_Action item:_ Update the part of the page on bank governance and the crisis that opens with the words containing "Zusammenfassung: Eine Auswertung" and closes with "hinreichenden Kontrollkompetenz entbehren.", writing it out again with "Landesbanken" changed to "Staatsbanken".

3. Corporate Governance and the Banking Crisis
Bank Governance and the Crisis: Did board (in)competence matter for bank performance during the recent crisis with Johannes Steinbrecher and Marcel Thum, TU Dresden The European Financial Review, 38-41, February-March 2011
Subprime Crisis and Board (In-)Competence: Private vs. Public Banks in Germany with Marcel Thum, TU Dresden Economic Policy, Vol. 24(60), 701-751, October 2009
Summary: We examine evidence for a systematic underperformance of state-owned banks in the current financial crisis and study if the bank losses can be traced to the quality of bank governance. For this purpose, we examine the biographical background of 593 supervisory board members of Germany’s leading banks and find a pronounced difference in the finance and management experience of board representatives across private and state-owned banks. Measures of “Boardroom Competence” are then related directly to the magnitude of bank losses in the recent subprime crisis. Our data confirms that supervisory board (in-)competence in finance is related to losses in the financial crisis. Improved bank governance is therefore a suitable policy objective to reduce bank fragility.
Excel spreadsheets with data used in the analysis Excel spreadsheets with data in figures
Use of this data requires that proper reference is provided.
A summary is also available on INSEAD knowledge as well as a short interview. See also the Harvard Law School Forum on Governance and Financial Regulation.
Wie (in-)kompetent sind die Aufsichtsräte deutscher Banken? mit Marcel Thum, TU Dresden Press Release - IFO Schnelldienst (in German)
Zusammenfassung: Eine Auswertung der Lebensläufe von 426 Aufsichtsratsmitgliedern in den 29 größten deutschen Banken zeigt, dass Finanzmarkt- und Bankerfahrung von Aufsichtsratsmitgliedern besonders in den öffentlich-rechtlichen Banken die Ausnahme und nicht die Regel sind. Vor dem Hintergrund der besonders hohen Verluste der staatlichen Landesbanken ist eine grundsätzliche Restrukturierung des öffentlichen Bankensektors erforderlich. Die Forderung nach zusätzlicher Bankenreglementierung erscheinen weitgehend irrelevant, solange die bestehenden Aufsichtsratsstrukturen einer hinreichenden Kontrollkompetenz entbehren.
Interview about role of bank governance on YouTube.

_Extracted data entries:_
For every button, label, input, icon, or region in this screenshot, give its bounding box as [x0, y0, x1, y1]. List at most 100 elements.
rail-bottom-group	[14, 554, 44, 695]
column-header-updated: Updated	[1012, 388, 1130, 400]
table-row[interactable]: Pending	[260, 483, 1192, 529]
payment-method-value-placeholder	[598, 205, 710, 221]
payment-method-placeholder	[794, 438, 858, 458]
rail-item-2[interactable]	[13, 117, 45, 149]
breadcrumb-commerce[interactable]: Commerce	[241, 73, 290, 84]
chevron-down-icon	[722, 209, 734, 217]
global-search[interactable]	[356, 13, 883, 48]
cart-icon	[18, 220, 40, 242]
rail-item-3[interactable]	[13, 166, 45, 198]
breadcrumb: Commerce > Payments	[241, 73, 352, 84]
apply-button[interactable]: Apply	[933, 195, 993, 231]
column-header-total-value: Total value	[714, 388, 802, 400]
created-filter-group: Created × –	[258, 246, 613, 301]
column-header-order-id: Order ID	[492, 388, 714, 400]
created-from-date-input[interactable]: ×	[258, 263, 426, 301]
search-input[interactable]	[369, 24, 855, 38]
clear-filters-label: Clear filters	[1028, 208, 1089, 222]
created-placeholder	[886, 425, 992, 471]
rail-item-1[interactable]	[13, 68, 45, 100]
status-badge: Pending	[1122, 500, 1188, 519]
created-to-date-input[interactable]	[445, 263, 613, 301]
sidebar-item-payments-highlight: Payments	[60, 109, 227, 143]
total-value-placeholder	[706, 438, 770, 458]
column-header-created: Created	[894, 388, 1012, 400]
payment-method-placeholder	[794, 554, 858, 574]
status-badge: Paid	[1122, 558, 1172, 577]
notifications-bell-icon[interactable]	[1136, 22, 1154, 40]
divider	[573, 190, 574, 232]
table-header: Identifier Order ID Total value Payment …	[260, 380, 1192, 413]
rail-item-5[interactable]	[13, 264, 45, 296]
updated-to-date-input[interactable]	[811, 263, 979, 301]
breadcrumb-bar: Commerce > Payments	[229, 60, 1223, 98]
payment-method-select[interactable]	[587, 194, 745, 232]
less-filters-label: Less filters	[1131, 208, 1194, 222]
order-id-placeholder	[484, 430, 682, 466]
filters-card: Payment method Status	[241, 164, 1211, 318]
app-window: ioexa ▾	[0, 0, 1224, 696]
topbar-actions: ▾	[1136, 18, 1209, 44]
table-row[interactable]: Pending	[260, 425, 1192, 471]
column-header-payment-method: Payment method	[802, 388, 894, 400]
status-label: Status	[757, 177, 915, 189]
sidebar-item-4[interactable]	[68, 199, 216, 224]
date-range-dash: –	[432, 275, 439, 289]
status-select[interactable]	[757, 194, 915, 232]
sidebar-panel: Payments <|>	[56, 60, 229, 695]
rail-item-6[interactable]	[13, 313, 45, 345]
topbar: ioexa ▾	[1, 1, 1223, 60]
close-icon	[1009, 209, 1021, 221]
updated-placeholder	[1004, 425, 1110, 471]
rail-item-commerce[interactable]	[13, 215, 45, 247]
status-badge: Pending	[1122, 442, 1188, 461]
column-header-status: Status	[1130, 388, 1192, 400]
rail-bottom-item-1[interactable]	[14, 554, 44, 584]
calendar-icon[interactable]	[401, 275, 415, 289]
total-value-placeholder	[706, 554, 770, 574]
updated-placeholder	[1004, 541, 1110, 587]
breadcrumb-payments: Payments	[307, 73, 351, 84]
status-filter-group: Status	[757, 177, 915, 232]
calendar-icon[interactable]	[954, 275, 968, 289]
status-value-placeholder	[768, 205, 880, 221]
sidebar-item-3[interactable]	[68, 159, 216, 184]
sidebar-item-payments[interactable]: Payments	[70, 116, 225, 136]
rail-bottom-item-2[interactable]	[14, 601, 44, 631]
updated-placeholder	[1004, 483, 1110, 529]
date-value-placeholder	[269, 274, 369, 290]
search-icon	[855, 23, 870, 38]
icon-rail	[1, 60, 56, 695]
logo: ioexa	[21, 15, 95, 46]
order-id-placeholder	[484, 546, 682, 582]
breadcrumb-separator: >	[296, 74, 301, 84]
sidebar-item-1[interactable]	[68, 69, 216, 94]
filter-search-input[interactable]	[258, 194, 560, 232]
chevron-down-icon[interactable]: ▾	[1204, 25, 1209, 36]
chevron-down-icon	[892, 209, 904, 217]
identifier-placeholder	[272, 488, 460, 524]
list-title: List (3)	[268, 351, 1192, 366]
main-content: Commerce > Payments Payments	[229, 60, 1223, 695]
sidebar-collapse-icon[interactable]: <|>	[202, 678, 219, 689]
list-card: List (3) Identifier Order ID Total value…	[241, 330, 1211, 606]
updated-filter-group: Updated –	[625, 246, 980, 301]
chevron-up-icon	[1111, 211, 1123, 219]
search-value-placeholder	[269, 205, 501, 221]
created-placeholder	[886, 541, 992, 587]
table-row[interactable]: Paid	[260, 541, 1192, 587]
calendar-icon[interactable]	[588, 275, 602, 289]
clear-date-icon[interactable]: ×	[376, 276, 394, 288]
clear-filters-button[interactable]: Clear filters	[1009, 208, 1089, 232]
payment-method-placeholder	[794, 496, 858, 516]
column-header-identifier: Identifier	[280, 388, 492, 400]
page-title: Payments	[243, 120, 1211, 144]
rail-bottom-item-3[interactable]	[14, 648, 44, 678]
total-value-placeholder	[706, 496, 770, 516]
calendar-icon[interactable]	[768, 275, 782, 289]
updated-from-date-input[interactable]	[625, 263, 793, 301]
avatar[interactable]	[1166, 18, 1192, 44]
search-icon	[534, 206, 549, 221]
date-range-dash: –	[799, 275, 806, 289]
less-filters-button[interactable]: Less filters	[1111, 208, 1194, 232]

_Reply to the task:_
Zusammenfassung: Eine Auswertung der Lebensläufe von 426 Aufsichtsratsmitgliedern in den 29 größten deutschen Banken zeigt, dass Finanzmarkt- und Bankerfahrung von Aufsichtsratsmitgliedern besonders in den öffentlich-rechtlichen Banken die Ausnahme und nicht die Regel sind. Vor dem Hintergrund der besonders hohen Verluste der staatlichen Staatsbanken ist eine grundsätzliche Restrukturierung des öffentlichen Bankensektors erforderlich. Die Forderung nach zusätzlicher Bankenreglementierung erscheinen weitgehend irrelevant, solange die bestehenden Aufsichtsratsstrukturen einer hinreichenden Kontrollkompetenz entbehren.